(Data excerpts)

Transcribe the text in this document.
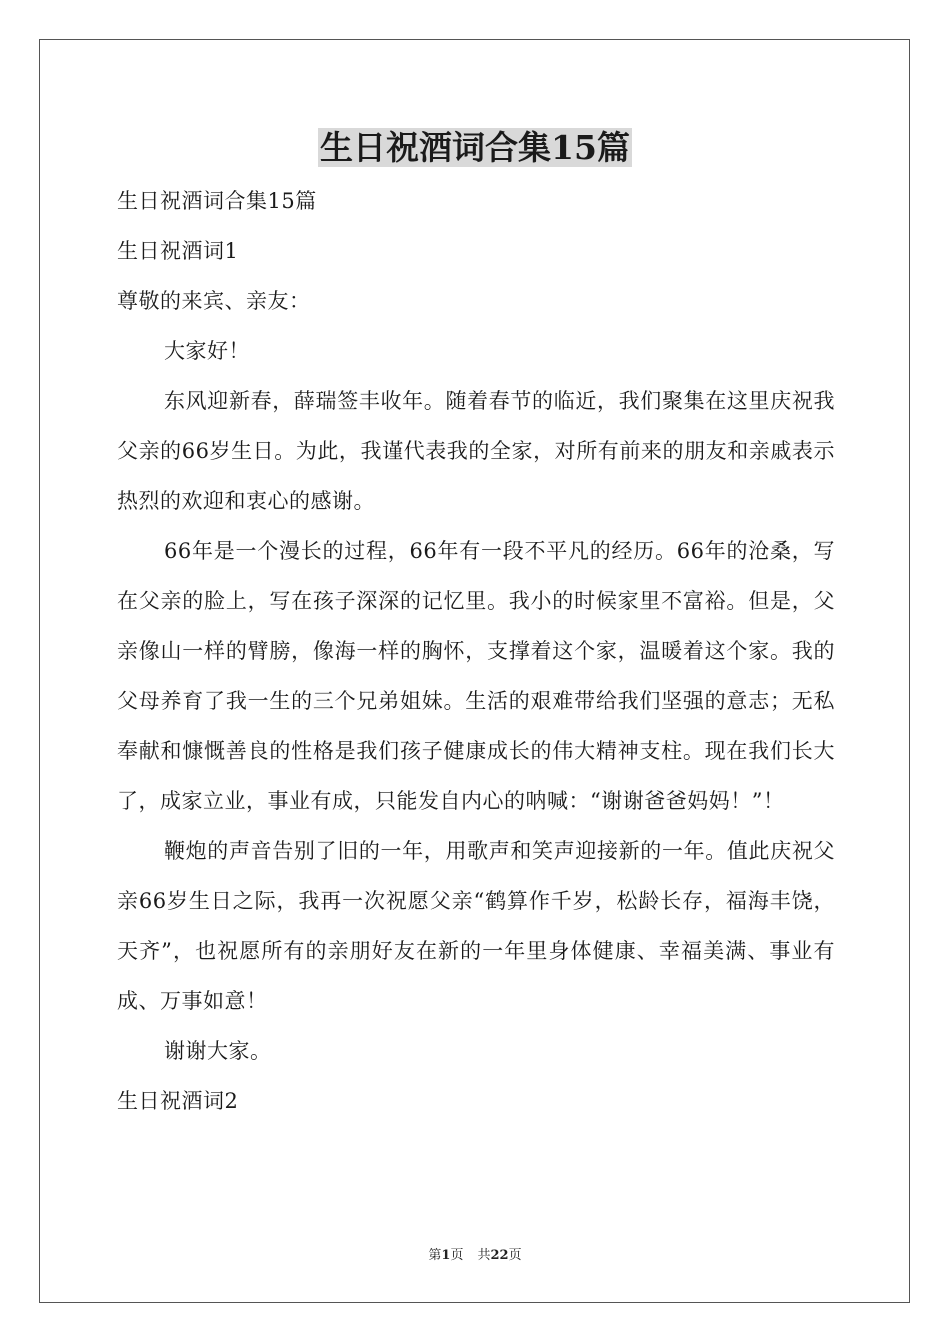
生日祝酒词合集15篇

生日祝酒词合集15篇

生日祝酒词1

尊敬的来宾、亲友：

大家好！

东风迎新春，薛瑞签丰收年。随着春节的临近，我们聚集在这里庆祝我父亲的66岁生日。为此，我谨代表我的全家，对所有前来的朋友和亲戚表示热烈的欢迎和衷心的感谢。

66年是一个漫长的过程，66年有一段不平凡的经历。66年的沧桑，写在父亲的脸上，写在孩子深深的记忆里。我小的时候家里不富裕。但是，父亲像山一样的臂膀，像海一样的胸怀，支撑着这个家，温暖着这个家。我的父母养育了我一生的三个兄弟姐妹。生活的艰难带给我们坚强的意志；无私奉献和慷慨善良的性格是我们孩子健康成长的伟大精神支柱。现在我们长大了，成家立业，事业有成，只能发自内心的呐喊：“谢谢爸爸妈妈！”！

鞭炮的声音告别了旧的一年，用歌声和笑声迎接新的一年。值此庆祝父亲66岁生日之际，我再一次祝愿父亲“鹤算作千岁，松龄长存，福海丰饶，天齐”，也祝愿所有的亲朋好友在新的一年里身体健康、幸福美满、事业有成、万事如意！

谢谢大家。

生日祝酒词2

第1页 共22页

— Task objective —
Each record should be quoted exactly, with the images omitted.

— Task answer —
Transcribe the text in this document.
生日祝酒词合集15篇

生日祝酒词合集15篇

生日祝酒词1

尊敬的来宾、亲友：

大家好！

东风迎新春，薛瑞签丰收年。随着春节的临近，我们聚集在这里庆祝我父亲的66岁生日。为此，我谨代表我的全家，对所有前来的朋友和亲戚表示热烈的欢迎和衷心的感谢。

66年是一个漫长的过程，66年有一段不平凡的经历。66年的沧桑，写在父亲的脸上，写在孩子深深的记忆里。我小的时候家里不富裕。但是，父亲像山一样的臂膀，像海一样的胸怀，支撑着这个家，温暖着这个家。我的父母养育了我一生的三个兄弟姐妹。生活的艰难带给我们坚强的意志；无私奉献和慷慨善良的性格是我们孩子健康成长的伟大精神支柱。现在我们长大了，成家立业，事业有成，只能发自内心的呐喊：“谢谢爸爸妈妈！”！

鞭炮的声音告别了旧的一年，用歌声和笑声迎接新的一年。值此庆祝父亲66岁生日之际，我再一次祝愿父亲“鹤算作千岁，松龄长存，福海丰饶，天齐”，也祝愿所有的亲朋好友在新的一年里身体健康、幸福美满、事业有成、万事如意！

谢谢大家。

生日祝酒词2

第1页 共22页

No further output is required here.